Task objective:
The whole listing below must be repeated exactly.

Information shown:

—————

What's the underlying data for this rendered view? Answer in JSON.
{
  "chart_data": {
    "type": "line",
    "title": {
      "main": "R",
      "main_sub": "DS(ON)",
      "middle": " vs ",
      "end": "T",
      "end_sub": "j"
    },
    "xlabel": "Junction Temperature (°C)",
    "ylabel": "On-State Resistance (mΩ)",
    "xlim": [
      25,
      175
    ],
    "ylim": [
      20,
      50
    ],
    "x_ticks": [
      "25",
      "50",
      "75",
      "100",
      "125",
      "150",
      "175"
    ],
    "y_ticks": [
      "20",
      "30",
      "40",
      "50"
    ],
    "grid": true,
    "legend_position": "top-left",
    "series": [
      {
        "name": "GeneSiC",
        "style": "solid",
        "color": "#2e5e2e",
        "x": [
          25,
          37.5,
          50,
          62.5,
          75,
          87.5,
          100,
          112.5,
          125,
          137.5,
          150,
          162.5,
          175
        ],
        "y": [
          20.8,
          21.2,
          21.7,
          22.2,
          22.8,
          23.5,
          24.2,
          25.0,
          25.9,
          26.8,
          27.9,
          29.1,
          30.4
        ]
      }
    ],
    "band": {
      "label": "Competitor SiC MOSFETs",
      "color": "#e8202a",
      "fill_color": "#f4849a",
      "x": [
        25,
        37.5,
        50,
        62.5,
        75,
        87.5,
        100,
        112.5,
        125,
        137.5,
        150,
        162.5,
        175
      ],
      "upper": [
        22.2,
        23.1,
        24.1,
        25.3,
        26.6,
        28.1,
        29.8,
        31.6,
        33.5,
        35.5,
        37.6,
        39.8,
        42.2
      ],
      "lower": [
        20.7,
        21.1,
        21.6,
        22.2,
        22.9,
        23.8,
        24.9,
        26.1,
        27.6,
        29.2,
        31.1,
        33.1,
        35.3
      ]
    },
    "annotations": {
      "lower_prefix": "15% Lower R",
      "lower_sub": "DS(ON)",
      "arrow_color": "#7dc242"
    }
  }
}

—————

Your response:
What's the underlying data for this rendered view? Answer in JSON.
{
  "chart_data": {
    "type": "line",
    "title": {
      "main": "R",
      "main_sub": "DS(ON)",
      "middle": " vs ",
      "end": "T",
      "end_sub": "j"
    },
    "xlabel": "Junction Temperature (°C)",
    "ylabel": "On-State Resistance (mΩ)",
    "xlim": [
      25,
      175
    ],
    "ylim": [
      20,
      50
    ],
    "x_ticks": [
      "25",
      "50",
      "75",
      "100",
      "125",
      "150",
      "175"
    ],
    "y_ticks": [
      "20",
      "30",
      "40",
      "50"
    ],
    "grid": true,
    "legend_position": "top-left",
    "series": [
      {
        "name": "GeneSiC",
        "style": "solid",
        "color": "#2e5e2e",
        "x": [
          25,
          37.5,
          50,
          62.5,
          75,
          87.5,
          100,
          112.5,
          125,
          137.5,
          150,
          162.5,
          175
        ],
        "y": [
          20.8,
          21.2,
          21.7,
          22.2,
          22.8,
          23.5,
          24.2,
          25.0,
          25.9,
          26.8,
          27.9,
          29.1,
          30.4
        ]
      }
    ],
    "band": {
      "label": "Competitor SiC MOSFETs",
      "color": "#e8202a",
      "fill_color": "#f4849a",
      "x": [
        25,
        37.5,
        50,
        62.5,
        75,
        87.5,
        100,
        112.5,
        125,
        137.5,
        150,
        162.5,
        175
      ],
      "upper": [
        22.2,
        23.1,
        24.1,
        25.3,
        26.6,
        28.1,
        29.8,
        31.6,
        33.5,
        35.5,
        37.6,
        39.8,
        42.2
      ],
      "lower": [
        20.7,
        21.1,
        21.6,
        22.2,
        22.9,
        23.8,
        24.9,
        26.1,
        27.6,
        29.2,
        31.1,
        33.1,
        35.3
      ]
    },
    "annotations": {
      "lower_prefix": "15% Lower R",
      "lower_sub": "DS(ON)",
      "arrow_color": "#7dc242"
    }
  }
}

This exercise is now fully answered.